Using the listing below, retype only the lines from the line with "Output a JSON" through the end, both ends included, and exclude the pictures.

DATASET EXTRACT:
________________________________________

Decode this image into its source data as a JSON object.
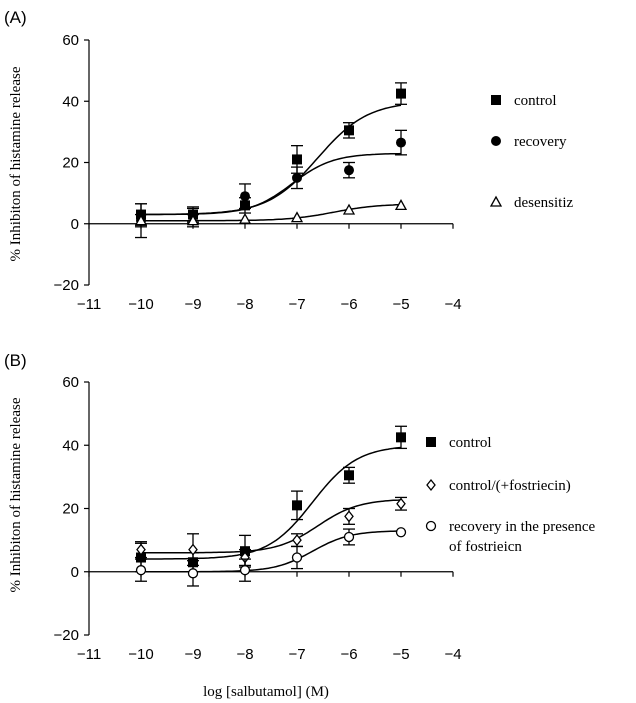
{
  "chart_data": [
    {
      "type": "scatter",
      "panel_label": "(A)",
      "ylabel": "% Inhibiton of histamine release",
      "xlabel": "",
      "xlim": [
        -11,
        -4
      ],
      "ylim": [
        -20,
        60
      ],
      "xticks": [
        -11,
        -10,
        -9,
        -8,
        -7,
        -6,
        -5,
        -4
      ],
      "yticks": [
        -20,
        0,
        20,
        40,
        60
      ],
      "xtick_labels": [
        "−11",
        "−10",
        "−9",
        "−8",
        "−7",
        "−6",
        "−5",
        "−4"
      ],
      "ytick_labels": [
        "−20",
        "0",
        "20",
        "40",
        "60"
      ],
      "legend_position": "right",
      "series": [
        {
          "name": "control",
          "marker": "filled-square",
          "x": [
            -10,
            -9,
            -8,
            -7,
            -6,
            -5
          ],
          "y": [
            3,
            3,
            6,
            21,
            30.5,
            42.5
          ],
          "err": [
            3.5,
            2.5,
            2.5,
            4.5,
            2.5,
            3.5
          ],
          "curve": {
            "bottom": 3,
            "top": 40,
            "ec50": -6.6,
            "hill": 0.9
          }
        },
        {
          "name": "recovery",
          "marker": "filled-circle",
          "x": [
            -10,
            -9,
            -8,
            -7,
            -6,
            -5
          ],
          "y": [
            1,
            2.5,
            9,
            15,
            17.5,
            26.5
          ],
          "err": [
            5.5,
            2.5,
            4,
            3.5,
            2.5,
            4
          ],
          "curve": {
            "bottom": 3,
            "top": 23,
            "ec50": -7.1,
            "hill": 1.1
          }
        },
        {
          "name": "desensitiz",
          "marker": "open-triangle",
          "x": [
            -10,
            -9,
            -8,
            -7,
            -6,
            -5
          ],
          "y": [
            1,
            1,
            1.5,
            2,
            4.5,
            6
          ],
          "err": [
            2,
            2,
            0,
            0,
            0,
            0
          ],
          "curve": {
            "bottom": 1,
            "top": 6.5,
            "ec50": -6.3,
            "hill": 1
          }
        }
      ]
    },
    {
      "type": "scatter",
      "panel_label": "(B)",
      "ylabel": "% Inhibiton of histamine release",
      "xlabel": "log [salbutamol] (M)",
      "xlim": [
        -11,
        -4
      ],
      "ylim": [
        -20,
        60
      ],
      "xticks": [
        -11,
        -10,
        -9,
        -8,
        -7,
        -6,
        -5,
        -4
      ],
      "yticks": [
        -20,
        0,
        20,
        40,
        60
      ],
      "xtick_labels": [
        "−11",
        "−10",
        "−9",
        "−8",
        "−7",
        "−6",
        "−5",
        "−4"
      ],
      "ytick_labels": [
        "−20",
        "0",
        "20",
        "40",
        "60"
      ],
      "legend_position": "right",
      "series": [
        {
          "name": "control",
          "marker": "filled-square",
          "x": [
            -10,
            -9,
            -8,
            -7,
            -6,
            -5
          ],
          "y": [
            4.5,
            3,
            6.5,
            21,
            30.5,
            42.5
          ],
          "err": [
            4.5,
            3,
            5,
            4.5,
            2.5,
            3.5
          ],
          "curve": {
            "bottom": 4,
            "top": 40,
            "ec50": -6.7,
            "hill": 1.0
          }
        },
        {
          "name": "control/(+fostriecin)",
          "marker": "open-diamond",
          "x": [
            -10,
            -9,
            -8,
            -7,
            -6,
            -5
          ],
          "y": [
            7,
            7,
            4.5,
            10,
            17.5,
            21.5
          ],
          "err": [
            2.5,
            5,
            2.5,
            2,
            2.5,
            2
          ],
          "curve": {
            "bottom": 6,
            "top": 23,
            "ec50": -6.6,
            "hill": 1.1
          }
        },
        {
          "name_lines": [
            "recovery in the presence",
            "of fostrieicn"
          ],
          "name": "recovery in the presence of fostrieicn",
          "marker": "open-circle",
          "x": [
            -10,
            -9,
            -8,
            -7,
            -6,
            -5
          ],
          "y": [
            0.5,
            -0.5,
            0.5,
            4.5,
            11,
            12.5
          ],
          "err": [
            3.5,
            4,
            3.5,
            3.5,
            2.5,
            0
          ],
          "curve": {
            "bottom": 0,
            "top": 13,
            "ec50": -6.7,
            "hill": 1.2
          }
        }
      ]
    }
  ]
}
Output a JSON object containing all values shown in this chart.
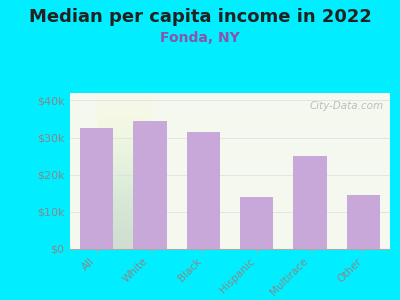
{
  "title": "Median per capita income in 2022",
  "subtitle": "Fonda, NY",
  "categories": [
    "All",
    "White",
    "Black",
    "Hispanic",
    "Multirace",
    "Other"
  ],
  "values": [
    32500,
    34500,
    31500,
    14000,
    25000,
    14500
  ],
  "bar_color": "#c8a8d8",
  "background_outer": "#00eeff",
  "background_inner_top": "#e8f0d8",
  "background_inner_bottom": "#f5f8ee",
  "title_fontsize": 13,
  "subtitle_fontsize": 10,
  "subtitle_color": "#8855aa",
  "tick_label_color": "#888888",
  "ytick_labels": [
    "$0",
    "$10k",
    "$20k",
    "$30k",
    "$40k"
  ],
  "ytick_values": [
    0,
    10000,
    20000,
    30000,
    40000
  ],
  "ylim": [
    0,
    42000
  ],
  "watermark": "City-Data.com"
}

________________________________________

OUTPUT:
Output a JSON object containing all values shown in this chart.
{
  "title": "Median per capita income in 2022",
  "subtitle": "Fonda, NY",
  "categories": [
    "All",
    "White",
    "Black",
    "Hispanic",
    "Multirace",
    "Other"
  ],
  "values": [
    32500,
    34500,
    31500,
    14000,
    25000,
    14500
  ],
  "bar_color": "#c8a8d8",
  "background_outer": "#00eeff",
  "background_inner_top": "#e8f0d8",
  "background_inner_bottom": "#f5f8ee",
  "title_fontsize": 13,
  "subtitle_fontsize": 10,
  "subtitle_color": "#8855aa",
  "tick_label_color": "#888888",
  "ytick_labels": [
    "$0",
    "$10k",
    "$20k",
    "$30k",
    "$40k"
  ],
  "ytick_values": [
    0,
    10000,
    20000,
    30000,
    40000
  ],
  "ylim": [
    0,
    42000
  ],
  "watermark": "City-Data.com"
}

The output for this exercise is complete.